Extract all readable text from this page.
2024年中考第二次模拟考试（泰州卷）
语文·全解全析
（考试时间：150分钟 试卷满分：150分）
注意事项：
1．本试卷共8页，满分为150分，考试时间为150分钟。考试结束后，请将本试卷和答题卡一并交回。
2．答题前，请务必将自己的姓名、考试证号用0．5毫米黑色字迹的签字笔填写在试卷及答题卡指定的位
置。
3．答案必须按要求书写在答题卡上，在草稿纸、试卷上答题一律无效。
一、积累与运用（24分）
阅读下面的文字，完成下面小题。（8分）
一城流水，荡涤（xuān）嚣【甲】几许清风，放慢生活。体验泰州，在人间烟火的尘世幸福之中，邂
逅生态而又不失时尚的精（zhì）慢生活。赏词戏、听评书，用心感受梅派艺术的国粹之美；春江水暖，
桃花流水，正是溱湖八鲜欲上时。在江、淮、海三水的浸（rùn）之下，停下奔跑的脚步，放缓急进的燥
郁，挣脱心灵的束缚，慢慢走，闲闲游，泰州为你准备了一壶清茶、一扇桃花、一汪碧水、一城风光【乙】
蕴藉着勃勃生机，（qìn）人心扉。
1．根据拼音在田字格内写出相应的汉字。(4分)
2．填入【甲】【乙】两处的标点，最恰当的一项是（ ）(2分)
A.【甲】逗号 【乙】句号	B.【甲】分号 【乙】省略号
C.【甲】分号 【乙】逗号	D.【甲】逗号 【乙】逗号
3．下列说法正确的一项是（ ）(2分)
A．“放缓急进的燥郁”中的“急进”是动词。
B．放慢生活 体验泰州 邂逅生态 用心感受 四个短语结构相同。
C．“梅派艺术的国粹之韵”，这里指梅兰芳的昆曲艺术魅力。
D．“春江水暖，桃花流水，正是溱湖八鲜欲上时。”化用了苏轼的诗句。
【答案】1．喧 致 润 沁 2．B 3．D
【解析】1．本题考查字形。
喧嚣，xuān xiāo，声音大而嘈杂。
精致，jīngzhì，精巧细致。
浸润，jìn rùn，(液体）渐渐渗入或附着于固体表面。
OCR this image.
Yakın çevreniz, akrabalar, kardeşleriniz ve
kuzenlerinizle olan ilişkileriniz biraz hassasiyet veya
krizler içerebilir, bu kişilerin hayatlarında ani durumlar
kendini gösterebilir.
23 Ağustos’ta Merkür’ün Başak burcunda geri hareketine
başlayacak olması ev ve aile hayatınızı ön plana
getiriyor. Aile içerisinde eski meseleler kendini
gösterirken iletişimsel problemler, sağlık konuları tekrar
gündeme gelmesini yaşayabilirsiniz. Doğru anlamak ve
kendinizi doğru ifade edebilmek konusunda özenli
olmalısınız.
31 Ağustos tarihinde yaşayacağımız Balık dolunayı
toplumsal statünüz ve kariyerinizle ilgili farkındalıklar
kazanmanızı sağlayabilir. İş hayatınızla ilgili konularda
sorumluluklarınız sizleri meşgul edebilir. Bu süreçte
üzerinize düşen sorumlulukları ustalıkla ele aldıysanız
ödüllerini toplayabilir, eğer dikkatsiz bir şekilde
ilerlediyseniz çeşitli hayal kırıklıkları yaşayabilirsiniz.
* * *
(SHORT EXERCISE): Identify each line holding the string "春江水暖", and copy it out.

(OUTPUT):
逅生态而又不失时尚的精（zhì）慢生活。赏词戏、听评书，用心感受梅派艺术的国粹之美；春江水暖，
D．“春江水暖，桃花流水，正是溱湖八鲜欲上时。”化用了苏轼的诗句。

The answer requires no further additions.